Instruction: Write the listing out again, all of it, word for word.

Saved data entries
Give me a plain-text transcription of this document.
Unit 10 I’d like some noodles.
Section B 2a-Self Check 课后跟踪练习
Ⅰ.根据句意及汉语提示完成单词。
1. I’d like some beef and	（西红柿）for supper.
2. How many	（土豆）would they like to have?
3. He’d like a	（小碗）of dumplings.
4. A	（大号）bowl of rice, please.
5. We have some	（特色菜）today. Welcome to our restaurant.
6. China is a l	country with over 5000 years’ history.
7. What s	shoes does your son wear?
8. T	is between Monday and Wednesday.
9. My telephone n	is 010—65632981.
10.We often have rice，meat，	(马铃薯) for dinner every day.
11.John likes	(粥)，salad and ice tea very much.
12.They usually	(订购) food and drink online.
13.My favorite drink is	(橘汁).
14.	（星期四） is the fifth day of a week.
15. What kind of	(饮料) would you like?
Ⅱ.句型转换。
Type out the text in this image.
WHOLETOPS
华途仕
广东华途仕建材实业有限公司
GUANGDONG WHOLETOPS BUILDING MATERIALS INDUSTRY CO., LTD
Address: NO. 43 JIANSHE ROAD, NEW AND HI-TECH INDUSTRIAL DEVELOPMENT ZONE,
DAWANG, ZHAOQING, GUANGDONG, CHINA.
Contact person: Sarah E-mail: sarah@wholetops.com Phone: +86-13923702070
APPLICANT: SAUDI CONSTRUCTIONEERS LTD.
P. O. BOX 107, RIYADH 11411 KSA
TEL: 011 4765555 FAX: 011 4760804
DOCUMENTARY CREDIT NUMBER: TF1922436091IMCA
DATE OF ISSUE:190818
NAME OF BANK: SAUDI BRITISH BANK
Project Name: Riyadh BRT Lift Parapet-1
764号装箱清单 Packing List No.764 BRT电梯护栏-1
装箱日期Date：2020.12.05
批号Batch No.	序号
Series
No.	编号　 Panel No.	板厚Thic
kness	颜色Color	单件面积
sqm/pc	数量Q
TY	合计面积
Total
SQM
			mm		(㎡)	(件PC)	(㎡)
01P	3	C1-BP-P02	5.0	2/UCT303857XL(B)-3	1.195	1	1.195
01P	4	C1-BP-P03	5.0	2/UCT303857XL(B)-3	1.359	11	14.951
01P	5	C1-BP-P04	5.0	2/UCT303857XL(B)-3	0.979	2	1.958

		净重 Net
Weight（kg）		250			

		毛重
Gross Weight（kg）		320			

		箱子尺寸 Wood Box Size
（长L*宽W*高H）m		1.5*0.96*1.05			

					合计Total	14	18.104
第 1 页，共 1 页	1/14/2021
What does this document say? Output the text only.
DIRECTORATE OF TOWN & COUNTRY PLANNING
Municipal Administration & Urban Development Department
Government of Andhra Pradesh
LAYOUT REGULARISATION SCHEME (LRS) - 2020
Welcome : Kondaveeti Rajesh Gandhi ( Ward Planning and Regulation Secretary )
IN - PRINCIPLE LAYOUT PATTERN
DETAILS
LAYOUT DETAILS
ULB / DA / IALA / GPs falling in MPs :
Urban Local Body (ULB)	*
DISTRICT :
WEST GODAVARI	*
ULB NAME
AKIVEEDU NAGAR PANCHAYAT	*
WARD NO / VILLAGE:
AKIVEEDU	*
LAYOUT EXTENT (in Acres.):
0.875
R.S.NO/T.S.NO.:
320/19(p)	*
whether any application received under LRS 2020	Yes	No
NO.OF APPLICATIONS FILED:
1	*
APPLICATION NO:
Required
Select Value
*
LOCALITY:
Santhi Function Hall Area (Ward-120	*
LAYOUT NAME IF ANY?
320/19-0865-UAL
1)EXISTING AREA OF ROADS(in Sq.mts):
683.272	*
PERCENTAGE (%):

Solution to the exercise:
Give me a plain-text transcription of this document.
Unit 10 I’d like some noodles.
Section B 2a-Self Check 课后跟踪练习
Ⅰ.根据句意及汉语提示完成单词。
1. I’d like some beef and	（西红柿）for supper.
2. How many	（土豆）would they like to have?
3. He’d like a	（小碗）of dumplings.
4. A	（大号）bowl of rice, please.
5. We have some	（特色菜）today. Welcome to our restaurant.
6. China is a l	country with over 5000 years’ history.
7. What s	shoes does your son wear?
8. T	is between Monday and Wednesday.
9. My telephone n	is 010—65632981.
10.We often have rice，meat，	(马铃薯) for dinner every day.
11.John likes	(粥)，salad and ice tea very much.
12.They usually	(订购) food and drink online.
13.My favorite drink is	(橘汁).
14.	（星期四） is the fifth day of a week.
15. What kind of	(饮料) would you like?
Ⅱ.句型转换。
Type out the text in this image.
WHOLETOPS
华途仕
广东华途仕建材实业有限公司
GUANGDONG WHOLETOPS BUILDING MATERIALS INDUSTRY CO., LTD
Address: NO. 43 JIANSHE ROAD, NEW AND HI-TECH INDUSTRIAL DEVELOPMENT ZONE,
DAWANG, ZHAOQING, GUANGDONG, CHINA.
Contact person: Sarah E-mail: sarah@wholetops.com Phone: +86-13923702070
APPLICANT: SAUDI CONSTRUCTIONEERS LTD.
P. O. BOX 107, RIYADH 11411 KSA
TEL: 011 4765555 FAX: 011 4760804
DOCUMENTARY CREDIT NUMBER: TF1922436091IMCA
DATE OF ISSUE:190818
NAME OF BANK: SAUDI BRITISH BANK
Project Name: Riyadh BRT Lift Parapet-1
764号装箱清单 Packing List No.764 BRT电梯护栏-1
装箱日期Date：2020.12.05
批号Batch No.	序号
Series
No.	编号　 Panel No.	板厚Thic
kness	颜色Color	单件面积
sqm/pc	数量Q
TY	合计面积
Total
SQM
			mm		(㎡)	(件PC)	(㎡)
01P	3	C1-BP-P02	5.0	2/UCT303857XL(B)-3	1.195	1	1.195
01P	4	C1-BP-P03	5.0	2/UCT303857XL(B)-3	1.359	11	14.951
01P	5	C1-BP-P04	5.0	2/UCT303857XL(B)-3	0.979	2	1.958

		净重 Net
Weight（kg）		250			

		毛重
Gross Weight（kg）		320			

		箱子尺寸 Wood Box Size
（长L*宽W*高H）m		1.5*0.96*1.05			

					合计Total	14	18.104
第 1 页，共 1 页	1/14/2021
What does this document say? Output the text only.
DIRECTORATE OF TOWN & COUNTRY PLANNING
Municipal Administration & Urban Development Department
Government of Andhra Pradesh
LAYOUT REGULARISATION SCHEME (LRS) - 2020
Welcome : Kondaveeti Rajesh Gandhi ( Ward Planning and Regulation Secretary )
IN - PRINCIPLE LAYOUT PATTERN
DETAILS
LAYOUT DETAILS
ULB / DA / IALA / GPs falling in MPs :
Urban Local Body (ULB)	*
DISTRICT :
WEST GODAVARI	*
ULB NAME
AKIVEEDU NAGAR PANCHAYAT	*
WARD NO / VILLAGE:
AKIVEEDU	*
LAYOUT EXTENT (in Acres.):
0.875
R.S.NO/T.S.NO.:
320/19(p)	*
whether any application received under LRS 2020	Yes	No
NO.OF APPLICATIONS FILED:
1	*
APPLICATION NO:
Required
Select Value
*
LOCALITY:
Santhi Function Hall Area (Ward-120	*
LAYOUT NAME IF ANY?
320/19-0865-UAL
1)EXISTING AREA OF ROADS(in Sq.mts):
683.272	*
PERCENTAGE (%):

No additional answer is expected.